━━━━━ Source extract

Darius played at Syracuse University, setting the team record for tackles by a defensive back with 379. He was a Big East All-Conference player in 1995 and 1996, and also lettered in indoor and outdoor hurdles, graduating in 1997 with a degree in exercise science and a minor in coaching.

==Professional career==
Darius was selected in the first round with the 25th overall pickin the 1998 NFL draft by the Jacksonville Jaguars, then the highest pick ever by the team for a defensive back. He was the sixth defensive back selected, behind Tebucky Jones, Duane Starks, and others. He was named to the All-Rookie team and led Jaguar defensive backs with 108 tackles in 14 games. In 1999, he switched to strong safety and continued to sharpen his skills as a defensive force.

In 2004, Darius led the secondary in tackles for a seventh straight season and posted career highs in forced fumbles and interceptions. His season-ending injury in 2005 stopped his consecutive start streak at 37.

In 2004, Darius was ejected and fined $75,000 for an illegal clothesline tackle on Green Bay Packers wide receiver Robert Ferguson. However, Darius later apologized to Ferguson for the incident by calling him at the hospital. Prior to his release, he had been with the Jaguars longer than any other active player along with running back Fred Taylor.

Darius signed a three-year extension on August 29, 2005, which put him under contract through 2008. However, he tore his anterior cruciate ligament during the Jaguars' second game of the 2005 NFL season and was placed on injured reserve.

━━━━━━━━━━
━━━━━ Information

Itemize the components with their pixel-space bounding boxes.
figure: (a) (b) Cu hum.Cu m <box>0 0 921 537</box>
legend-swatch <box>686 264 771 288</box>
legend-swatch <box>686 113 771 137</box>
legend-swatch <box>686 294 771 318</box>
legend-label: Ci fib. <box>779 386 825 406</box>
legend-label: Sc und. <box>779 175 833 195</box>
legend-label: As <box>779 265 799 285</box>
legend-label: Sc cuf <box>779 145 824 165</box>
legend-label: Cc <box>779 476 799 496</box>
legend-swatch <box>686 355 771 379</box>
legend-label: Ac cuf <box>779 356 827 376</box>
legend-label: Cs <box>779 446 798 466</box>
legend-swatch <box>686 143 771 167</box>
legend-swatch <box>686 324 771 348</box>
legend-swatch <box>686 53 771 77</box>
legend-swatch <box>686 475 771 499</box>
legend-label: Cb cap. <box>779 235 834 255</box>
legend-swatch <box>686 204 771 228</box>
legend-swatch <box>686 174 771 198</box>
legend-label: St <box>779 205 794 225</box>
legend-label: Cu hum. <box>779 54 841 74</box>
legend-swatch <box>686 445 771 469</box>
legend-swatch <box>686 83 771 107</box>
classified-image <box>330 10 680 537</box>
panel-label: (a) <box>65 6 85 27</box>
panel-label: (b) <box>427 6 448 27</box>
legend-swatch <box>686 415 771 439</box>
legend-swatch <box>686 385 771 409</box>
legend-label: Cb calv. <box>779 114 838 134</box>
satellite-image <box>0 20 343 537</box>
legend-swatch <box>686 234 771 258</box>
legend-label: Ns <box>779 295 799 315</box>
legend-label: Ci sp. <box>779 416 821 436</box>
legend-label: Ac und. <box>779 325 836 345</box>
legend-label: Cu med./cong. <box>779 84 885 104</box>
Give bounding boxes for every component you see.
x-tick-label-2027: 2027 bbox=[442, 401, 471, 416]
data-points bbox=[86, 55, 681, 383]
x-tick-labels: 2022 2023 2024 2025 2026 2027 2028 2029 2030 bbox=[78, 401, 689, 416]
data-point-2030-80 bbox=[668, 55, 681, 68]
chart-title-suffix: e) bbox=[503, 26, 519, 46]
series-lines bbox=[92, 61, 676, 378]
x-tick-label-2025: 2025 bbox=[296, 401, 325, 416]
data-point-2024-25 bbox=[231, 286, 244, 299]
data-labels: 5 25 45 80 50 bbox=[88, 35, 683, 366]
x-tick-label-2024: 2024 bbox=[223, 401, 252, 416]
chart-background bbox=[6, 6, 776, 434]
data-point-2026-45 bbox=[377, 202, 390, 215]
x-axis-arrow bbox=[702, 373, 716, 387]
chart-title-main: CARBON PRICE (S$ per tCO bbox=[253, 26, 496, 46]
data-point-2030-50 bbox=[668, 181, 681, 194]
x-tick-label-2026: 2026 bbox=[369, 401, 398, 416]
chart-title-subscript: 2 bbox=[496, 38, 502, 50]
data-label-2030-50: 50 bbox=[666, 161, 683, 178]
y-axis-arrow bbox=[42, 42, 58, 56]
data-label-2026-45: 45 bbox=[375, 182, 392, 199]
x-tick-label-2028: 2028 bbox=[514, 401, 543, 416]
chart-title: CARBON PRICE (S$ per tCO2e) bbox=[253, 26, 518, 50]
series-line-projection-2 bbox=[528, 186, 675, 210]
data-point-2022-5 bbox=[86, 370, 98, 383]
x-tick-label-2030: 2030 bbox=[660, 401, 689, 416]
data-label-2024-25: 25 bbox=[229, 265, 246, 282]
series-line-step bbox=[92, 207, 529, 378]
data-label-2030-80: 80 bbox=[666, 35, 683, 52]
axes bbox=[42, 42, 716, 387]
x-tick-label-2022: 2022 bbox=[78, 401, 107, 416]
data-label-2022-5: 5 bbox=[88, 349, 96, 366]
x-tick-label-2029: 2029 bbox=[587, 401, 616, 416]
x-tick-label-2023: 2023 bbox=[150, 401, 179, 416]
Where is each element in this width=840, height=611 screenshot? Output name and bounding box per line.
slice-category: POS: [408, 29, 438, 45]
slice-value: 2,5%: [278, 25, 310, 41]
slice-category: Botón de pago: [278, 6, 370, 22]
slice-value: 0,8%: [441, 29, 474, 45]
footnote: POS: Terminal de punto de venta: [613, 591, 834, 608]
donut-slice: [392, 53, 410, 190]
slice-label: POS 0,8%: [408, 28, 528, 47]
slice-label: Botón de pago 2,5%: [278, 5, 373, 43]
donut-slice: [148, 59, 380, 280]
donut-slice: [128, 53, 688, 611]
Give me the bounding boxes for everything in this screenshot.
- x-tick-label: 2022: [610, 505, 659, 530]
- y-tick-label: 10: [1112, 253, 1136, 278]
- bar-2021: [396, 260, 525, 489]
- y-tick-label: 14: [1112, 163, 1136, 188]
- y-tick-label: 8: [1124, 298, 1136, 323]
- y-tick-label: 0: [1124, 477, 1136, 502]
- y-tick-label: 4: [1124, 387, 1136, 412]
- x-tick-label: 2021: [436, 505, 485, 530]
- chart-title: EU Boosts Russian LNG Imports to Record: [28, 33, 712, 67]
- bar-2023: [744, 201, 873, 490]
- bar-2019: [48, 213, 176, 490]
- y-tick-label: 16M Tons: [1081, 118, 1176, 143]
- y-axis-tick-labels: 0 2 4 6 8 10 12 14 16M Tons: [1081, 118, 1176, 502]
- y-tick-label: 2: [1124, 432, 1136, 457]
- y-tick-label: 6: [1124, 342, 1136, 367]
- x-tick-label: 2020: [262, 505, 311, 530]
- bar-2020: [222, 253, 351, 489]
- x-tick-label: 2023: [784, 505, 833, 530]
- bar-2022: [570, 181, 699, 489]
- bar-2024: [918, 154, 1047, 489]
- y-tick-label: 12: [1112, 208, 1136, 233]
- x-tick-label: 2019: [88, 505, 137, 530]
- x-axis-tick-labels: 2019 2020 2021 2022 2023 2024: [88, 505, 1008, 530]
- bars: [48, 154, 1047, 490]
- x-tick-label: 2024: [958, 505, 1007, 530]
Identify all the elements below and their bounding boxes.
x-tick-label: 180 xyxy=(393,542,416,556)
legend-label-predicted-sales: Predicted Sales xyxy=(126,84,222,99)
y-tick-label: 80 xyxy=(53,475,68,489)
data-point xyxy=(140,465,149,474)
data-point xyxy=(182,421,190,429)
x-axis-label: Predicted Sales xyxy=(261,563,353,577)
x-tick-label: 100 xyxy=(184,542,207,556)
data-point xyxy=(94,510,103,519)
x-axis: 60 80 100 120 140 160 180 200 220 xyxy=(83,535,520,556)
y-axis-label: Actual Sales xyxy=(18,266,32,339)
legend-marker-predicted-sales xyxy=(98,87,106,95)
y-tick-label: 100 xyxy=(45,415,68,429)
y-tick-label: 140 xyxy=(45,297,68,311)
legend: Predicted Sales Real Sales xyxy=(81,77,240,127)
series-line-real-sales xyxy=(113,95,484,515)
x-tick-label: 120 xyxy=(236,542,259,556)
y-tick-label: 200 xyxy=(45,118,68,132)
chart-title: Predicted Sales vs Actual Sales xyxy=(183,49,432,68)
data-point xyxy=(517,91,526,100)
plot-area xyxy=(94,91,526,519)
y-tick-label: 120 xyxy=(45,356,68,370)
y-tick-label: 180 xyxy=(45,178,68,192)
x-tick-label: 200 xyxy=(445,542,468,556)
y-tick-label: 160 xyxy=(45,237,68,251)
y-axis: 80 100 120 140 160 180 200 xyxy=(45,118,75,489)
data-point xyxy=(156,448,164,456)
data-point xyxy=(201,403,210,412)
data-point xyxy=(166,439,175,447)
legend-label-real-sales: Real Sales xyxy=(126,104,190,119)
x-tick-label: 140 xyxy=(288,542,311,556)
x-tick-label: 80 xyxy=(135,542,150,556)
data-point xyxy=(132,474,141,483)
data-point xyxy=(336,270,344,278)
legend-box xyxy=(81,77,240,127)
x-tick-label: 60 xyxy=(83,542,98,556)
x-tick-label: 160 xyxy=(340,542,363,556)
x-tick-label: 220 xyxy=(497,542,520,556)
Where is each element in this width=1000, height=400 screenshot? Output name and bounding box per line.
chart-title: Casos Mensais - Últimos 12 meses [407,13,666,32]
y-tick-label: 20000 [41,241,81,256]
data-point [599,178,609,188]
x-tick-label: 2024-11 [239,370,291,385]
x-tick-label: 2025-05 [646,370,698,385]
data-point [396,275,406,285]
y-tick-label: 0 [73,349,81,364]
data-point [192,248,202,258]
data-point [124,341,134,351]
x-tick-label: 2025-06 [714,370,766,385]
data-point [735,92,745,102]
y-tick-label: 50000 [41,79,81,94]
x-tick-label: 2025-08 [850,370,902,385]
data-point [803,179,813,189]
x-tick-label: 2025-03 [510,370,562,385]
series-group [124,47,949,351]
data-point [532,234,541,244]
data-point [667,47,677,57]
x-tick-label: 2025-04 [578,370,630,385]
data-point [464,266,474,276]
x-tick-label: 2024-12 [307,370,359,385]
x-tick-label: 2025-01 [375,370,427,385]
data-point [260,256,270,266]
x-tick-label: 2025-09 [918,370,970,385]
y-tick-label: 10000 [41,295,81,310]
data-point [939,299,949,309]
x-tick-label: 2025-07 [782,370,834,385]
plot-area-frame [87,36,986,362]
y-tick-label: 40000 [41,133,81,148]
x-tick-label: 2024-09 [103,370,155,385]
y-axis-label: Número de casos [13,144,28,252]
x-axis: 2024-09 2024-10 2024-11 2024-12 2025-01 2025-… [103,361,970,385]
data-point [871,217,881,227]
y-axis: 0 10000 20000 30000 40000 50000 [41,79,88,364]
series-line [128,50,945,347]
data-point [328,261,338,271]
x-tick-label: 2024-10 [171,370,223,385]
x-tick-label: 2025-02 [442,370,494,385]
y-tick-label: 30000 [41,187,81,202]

━━━━━━━━━━

## Task requirements:
**A)** Which people other than Darius are named in the passage on Darius's football career?
**B)** Answer these questions from the passage on Darius's football career:
(i) How many tackles made up his Syracuse team record for a defensive back?
(ii) How much was he fined for the tackle on Robert Ferguson?
(iii) On what date did he sign his three-year extension?
**C)** Continue the passage on Darius's football career from its last sentence.

## Results of the tasks:
**A)** Tebucky Jones, Duane Starks, Robert Ferguson, Fred Taylor

**B)**
(i) 379
(ii) $75,000
(iii) August 29, 2005

**C)**
On November 20, 2006, during a Monday Night Football game against the New York Giants, he broke his leg and missed the rest of the 2006 season.

On December 14, 2006, Darius was released by the Jaguars.

Donovin signed with the Oakland Raiders on January 1, 2007, but was released in the final roster cuts. He was subsequently signed by the Miami Dolphins, but was released again in October.

Darius signed a one-day ceremonial contract with the Jaguars on March 1, 2013, to retire as a member of the team. He currently serves on the NFL Players Association Executive Committee and resides in Jacksonville, Florida, where he earned an MBA from Jacksonville University.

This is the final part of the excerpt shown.